> WORK TO DO: From the entries below, reproduce verbatim every line beginning with the one that contains "- colorbar-swatch: [733, 844, 822, 868]" and continuing through the one that contains "- colorbar-arrow-high: [908, 844, 997, 868]", including both of those lines. Output nothing else.

Items listed in a dataset:
============================================================

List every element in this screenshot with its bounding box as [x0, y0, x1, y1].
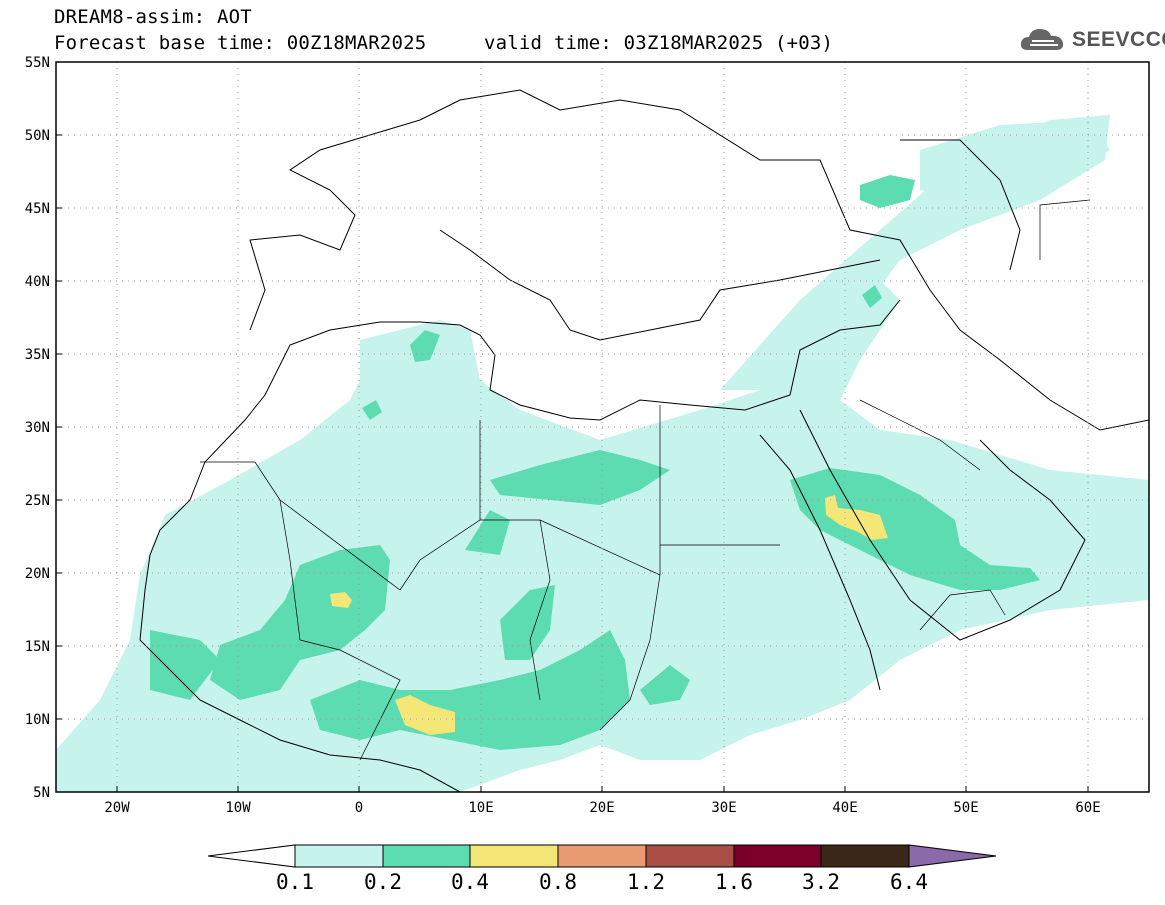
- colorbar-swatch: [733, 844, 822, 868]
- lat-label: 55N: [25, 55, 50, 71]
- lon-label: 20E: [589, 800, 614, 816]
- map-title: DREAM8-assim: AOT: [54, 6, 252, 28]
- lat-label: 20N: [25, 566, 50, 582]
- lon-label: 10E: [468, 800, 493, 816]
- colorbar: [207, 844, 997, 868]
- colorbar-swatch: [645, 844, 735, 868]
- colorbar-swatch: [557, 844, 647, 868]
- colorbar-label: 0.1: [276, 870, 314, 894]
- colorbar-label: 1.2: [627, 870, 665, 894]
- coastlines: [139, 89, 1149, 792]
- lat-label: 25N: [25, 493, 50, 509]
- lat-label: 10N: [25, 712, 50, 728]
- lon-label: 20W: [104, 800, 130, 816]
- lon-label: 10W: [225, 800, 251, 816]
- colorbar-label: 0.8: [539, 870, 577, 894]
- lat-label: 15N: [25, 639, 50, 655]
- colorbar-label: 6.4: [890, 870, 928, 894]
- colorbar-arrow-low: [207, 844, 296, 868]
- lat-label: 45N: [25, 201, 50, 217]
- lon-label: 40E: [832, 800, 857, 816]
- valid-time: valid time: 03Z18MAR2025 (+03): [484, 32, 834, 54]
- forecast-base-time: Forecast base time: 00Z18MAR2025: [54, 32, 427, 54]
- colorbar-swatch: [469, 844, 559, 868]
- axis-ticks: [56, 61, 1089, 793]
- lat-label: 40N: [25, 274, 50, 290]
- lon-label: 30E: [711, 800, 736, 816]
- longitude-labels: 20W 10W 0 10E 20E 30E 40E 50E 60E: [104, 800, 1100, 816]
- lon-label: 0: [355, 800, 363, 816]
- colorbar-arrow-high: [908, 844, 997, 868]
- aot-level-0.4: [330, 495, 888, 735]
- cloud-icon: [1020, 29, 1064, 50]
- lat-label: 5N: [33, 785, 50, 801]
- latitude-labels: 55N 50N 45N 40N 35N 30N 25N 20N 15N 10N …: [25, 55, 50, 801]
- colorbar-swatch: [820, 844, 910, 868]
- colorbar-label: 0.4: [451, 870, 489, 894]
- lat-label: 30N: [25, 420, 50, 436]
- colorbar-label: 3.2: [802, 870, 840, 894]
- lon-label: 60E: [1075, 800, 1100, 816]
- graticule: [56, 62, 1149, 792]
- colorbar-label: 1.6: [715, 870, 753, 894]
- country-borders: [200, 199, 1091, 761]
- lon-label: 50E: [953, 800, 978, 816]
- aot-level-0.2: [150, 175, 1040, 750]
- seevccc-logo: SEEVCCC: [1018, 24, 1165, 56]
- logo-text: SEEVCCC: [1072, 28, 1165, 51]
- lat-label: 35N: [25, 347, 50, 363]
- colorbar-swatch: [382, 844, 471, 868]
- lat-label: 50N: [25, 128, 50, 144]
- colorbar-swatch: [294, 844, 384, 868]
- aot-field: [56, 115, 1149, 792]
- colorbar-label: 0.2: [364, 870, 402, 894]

============================================================

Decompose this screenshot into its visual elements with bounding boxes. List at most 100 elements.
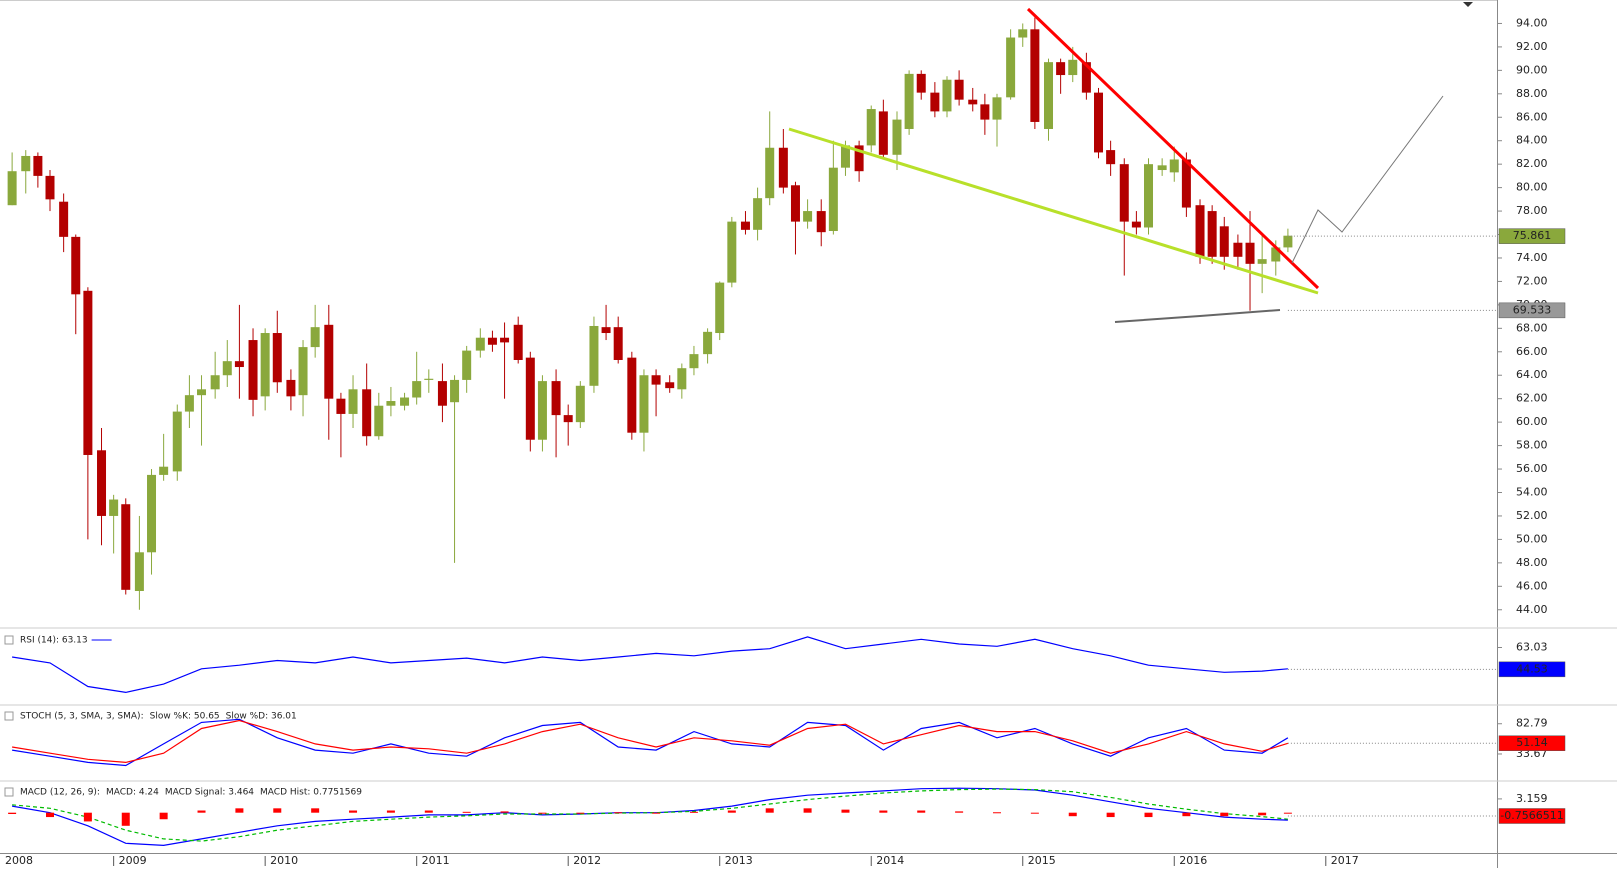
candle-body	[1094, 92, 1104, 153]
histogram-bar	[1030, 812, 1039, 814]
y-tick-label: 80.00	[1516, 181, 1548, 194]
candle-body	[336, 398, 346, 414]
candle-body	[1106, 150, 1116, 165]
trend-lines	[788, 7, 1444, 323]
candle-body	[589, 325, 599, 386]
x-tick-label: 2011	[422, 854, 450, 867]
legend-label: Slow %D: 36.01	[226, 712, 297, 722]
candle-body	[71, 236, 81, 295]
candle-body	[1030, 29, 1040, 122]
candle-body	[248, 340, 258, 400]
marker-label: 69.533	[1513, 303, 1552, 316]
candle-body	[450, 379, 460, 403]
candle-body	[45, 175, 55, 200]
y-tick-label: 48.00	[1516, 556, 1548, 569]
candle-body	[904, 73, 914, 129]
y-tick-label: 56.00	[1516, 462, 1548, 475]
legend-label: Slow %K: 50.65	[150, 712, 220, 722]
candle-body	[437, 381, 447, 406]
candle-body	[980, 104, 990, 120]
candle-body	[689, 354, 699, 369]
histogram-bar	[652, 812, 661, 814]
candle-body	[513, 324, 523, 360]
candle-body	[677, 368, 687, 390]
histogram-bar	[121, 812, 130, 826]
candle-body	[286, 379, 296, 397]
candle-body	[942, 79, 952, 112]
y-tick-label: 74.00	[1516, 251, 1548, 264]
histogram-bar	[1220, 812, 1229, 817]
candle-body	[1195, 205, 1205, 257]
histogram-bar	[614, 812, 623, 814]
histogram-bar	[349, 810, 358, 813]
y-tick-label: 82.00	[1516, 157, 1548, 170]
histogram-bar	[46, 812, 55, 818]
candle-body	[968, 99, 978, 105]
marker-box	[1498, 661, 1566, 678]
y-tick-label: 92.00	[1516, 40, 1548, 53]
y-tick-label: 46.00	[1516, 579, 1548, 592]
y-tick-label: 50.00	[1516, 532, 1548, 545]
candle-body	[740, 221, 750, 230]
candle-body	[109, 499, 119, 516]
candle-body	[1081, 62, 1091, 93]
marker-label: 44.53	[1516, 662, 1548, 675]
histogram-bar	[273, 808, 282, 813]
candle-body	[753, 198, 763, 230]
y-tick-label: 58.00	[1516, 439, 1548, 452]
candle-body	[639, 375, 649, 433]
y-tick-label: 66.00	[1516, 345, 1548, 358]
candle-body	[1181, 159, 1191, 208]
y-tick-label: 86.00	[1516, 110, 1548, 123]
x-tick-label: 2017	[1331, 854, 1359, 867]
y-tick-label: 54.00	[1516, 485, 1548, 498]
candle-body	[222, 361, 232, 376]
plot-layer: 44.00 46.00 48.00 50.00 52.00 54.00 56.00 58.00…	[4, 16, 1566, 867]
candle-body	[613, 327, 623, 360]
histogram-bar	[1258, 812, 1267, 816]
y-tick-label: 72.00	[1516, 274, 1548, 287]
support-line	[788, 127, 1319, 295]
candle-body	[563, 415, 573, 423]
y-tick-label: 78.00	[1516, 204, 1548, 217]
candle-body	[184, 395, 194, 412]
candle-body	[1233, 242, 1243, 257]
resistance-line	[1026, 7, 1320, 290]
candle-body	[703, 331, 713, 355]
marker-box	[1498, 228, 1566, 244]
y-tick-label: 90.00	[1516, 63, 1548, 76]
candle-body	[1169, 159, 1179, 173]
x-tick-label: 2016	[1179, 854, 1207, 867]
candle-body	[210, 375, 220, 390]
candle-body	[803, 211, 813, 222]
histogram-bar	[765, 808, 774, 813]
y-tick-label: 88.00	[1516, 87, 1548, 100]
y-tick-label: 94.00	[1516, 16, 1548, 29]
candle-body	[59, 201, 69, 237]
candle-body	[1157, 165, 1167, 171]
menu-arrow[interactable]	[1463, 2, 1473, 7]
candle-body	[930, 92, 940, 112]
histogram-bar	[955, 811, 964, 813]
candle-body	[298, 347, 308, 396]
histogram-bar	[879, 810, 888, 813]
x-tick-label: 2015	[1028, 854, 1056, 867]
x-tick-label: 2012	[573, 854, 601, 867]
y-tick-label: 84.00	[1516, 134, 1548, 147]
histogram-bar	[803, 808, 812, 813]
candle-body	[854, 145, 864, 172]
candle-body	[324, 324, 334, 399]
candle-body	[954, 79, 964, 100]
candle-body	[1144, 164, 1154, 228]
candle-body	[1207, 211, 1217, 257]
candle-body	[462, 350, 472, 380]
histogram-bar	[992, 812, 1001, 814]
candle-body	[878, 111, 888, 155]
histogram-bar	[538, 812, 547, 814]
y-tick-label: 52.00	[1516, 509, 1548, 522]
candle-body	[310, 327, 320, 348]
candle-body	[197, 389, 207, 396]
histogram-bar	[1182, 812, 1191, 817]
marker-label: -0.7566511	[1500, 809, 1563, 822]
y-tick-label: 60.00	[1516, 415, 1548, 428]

============================================================

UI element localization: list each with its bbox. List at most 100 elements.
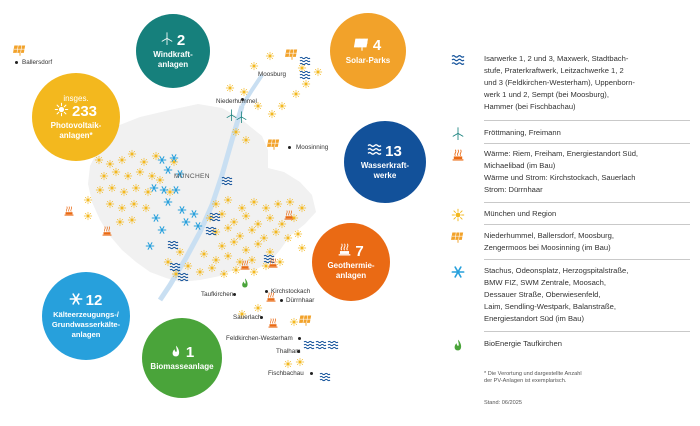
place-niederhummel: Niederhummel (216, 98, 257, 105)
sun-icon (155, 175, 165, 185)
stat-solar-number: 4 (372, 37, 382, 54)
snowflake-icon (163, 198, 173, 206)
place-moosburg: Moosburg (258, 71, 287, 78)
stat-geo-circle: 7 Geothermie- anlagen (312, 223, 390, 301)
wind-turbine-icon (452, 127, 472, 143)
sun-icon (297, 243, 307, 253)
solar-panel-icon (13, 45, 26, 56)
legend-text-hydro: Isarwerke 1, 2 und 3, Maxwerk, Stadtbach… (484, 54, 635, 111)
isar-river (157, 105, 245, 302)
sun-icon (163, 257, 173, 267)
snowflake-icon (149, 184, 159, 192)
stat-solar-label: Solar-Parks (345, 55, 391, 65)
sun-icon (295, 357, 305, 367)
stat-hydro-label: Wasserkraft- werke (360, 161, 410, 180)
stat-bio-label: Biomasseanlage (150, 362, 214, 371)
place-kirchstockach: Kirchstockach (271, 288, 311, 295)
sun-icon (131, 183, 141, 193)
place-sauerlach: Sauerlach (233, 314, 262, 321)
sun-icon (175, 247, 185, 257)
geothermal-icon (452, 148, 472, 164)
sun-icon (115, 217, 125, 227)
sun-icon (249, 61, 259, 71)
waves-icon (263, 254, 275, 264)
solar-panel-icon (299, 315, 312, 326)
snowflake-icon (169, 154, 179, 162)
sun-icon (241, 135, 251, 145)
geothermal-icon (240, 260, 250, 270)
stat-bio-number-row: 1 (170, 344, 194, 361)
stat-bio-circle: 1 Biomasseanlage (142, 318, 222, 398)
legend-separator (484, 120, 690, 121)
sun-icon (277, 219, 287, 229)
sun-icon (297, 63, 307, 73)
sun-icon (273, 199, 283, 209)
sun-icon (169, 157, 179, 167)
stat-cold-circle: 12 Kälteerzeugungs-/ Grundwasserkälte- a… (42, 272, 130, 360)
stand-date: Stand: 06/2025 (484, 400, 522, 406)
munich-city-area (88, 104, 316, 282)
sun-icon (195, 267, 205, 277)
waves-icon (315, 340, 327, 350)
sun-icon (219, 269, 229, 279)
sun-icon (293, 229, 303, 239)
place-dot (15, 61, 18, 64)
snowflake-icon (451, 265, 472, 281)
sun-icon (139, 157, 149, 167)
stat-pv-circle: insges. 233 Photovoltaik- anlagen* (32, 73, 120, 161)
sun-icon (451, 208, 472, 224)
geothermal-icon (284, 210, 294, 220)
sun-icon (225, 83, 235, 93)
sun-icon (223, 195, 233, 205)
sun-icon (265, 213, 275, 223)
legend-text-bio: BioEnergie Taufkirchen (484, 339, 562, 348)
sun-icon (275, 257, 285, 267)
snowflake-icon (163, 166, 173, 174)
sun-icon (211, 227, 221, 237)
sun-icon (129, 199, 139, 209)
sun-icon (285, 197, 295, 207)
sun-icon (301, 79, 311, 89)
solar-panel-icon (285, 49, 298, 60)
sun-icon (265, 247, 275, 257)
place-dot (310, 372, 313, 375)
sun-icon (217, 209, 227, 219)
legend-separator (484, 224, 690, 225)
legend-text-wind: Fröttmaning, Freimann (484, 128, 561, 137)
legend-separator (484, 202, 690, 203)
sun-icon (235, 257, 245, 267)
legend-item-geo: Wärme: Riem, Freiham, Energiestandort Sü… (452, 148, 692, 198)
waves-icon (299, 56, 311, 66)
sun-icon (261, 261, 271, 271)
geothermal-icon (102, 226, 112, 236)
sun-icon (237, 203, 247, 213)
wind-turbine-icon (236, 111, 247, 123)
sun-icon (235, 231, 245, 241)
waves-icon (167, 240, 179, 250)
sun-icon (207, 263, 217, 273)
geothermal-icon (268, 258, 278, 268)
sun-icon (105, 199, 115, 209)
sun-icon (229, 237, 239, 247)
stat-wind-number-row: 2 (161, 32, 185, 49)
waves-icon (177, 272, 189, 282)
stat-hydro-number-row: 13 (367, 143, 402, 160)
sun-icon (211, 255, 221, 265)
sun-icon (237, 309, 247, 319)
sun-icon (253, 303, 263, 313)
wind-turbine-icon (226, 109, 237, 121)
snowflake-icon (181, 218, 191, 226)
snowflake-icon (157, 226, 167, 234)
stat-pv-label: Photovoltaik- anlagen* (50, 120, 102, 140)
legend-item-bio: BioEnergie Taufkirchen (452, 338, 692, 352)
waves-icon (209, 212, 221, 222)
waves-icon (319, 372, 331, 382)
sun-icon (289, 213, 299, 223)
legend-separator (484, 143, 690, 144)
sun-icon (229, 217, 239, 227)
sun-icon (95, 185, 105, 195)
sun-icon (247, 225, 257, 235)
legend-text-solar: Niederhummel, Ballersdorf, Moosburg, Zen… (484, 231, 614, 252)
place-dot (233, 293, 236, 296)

============================================================

> WRITTEN SOLUTION:
- colorbar-swatch: [733, 844, 822, 868]
- lat-label: 55N: [25, 55, 50, 71]
- lon-label: 20E: [589, 800, 614, 816]
- map-title: DREAM8-assim: AOT: [54, 6, 252, 28]
- lat-label: 20N: [25, 566, 50, 582]
- lon-label: 10E: [468, 800, 493, 816]
- colorbar: [207, 844, 997, 868]
- colorbar-swatch: [645, 844, 735, 868]
- colorbar-swatch: [557, 844, 647, 868]
- colorbar-label: 0.1: [276, 870, 314, 894]
- colorbar-label: 1.2: [627, 870, 665, 894]
- coastlines: [139, 89, 1149, 792]
- lat-label: 25N: [25, 493, 50, 509]
- lat-label: 10N: [25, 712, 50, 728]
- lon-label: 20W: [104, 800, 130, 816]
- lon-label: 10W: [225, 800, 251, 816]
- colorbar-label: 0.8: [539, 870, 577, 894]
- lat-label: 15N: [25, 639, 50, 655]
- colorbar-label: 6.4: [890, 870, 928, 894]
- colorbar-arrow-low: [207, 844, 296, 868]
- lat-label: 45N: [25, 201, 50, 217]
- lon-label: 40E: [832, 800, 857, 816]
- valid-time: valid time: 03Z18MAR2025 (+03): [484, 32, 834, 54]
- forecast-base-time: Forecast base time: 00Z18MAR2025: [54, 32, 427, 54]
- colorbar-swatch: [469, 844, 559, 868]
- axis-ticks: [56, 61, 1089, 793]
- lat-label: 40N: [25, 274, 50, 290]
- lon-label: 30E: [711, 800, 736, 816]
- longitude-labels: 20W 10W 0 10E 20E 30E 40E 50E 60E: [104, 800, 1100, 816]
- lon-label: 0: [355, 800, 363, 816]
- colorbar-arrow-high: [908, 844, 997, 868]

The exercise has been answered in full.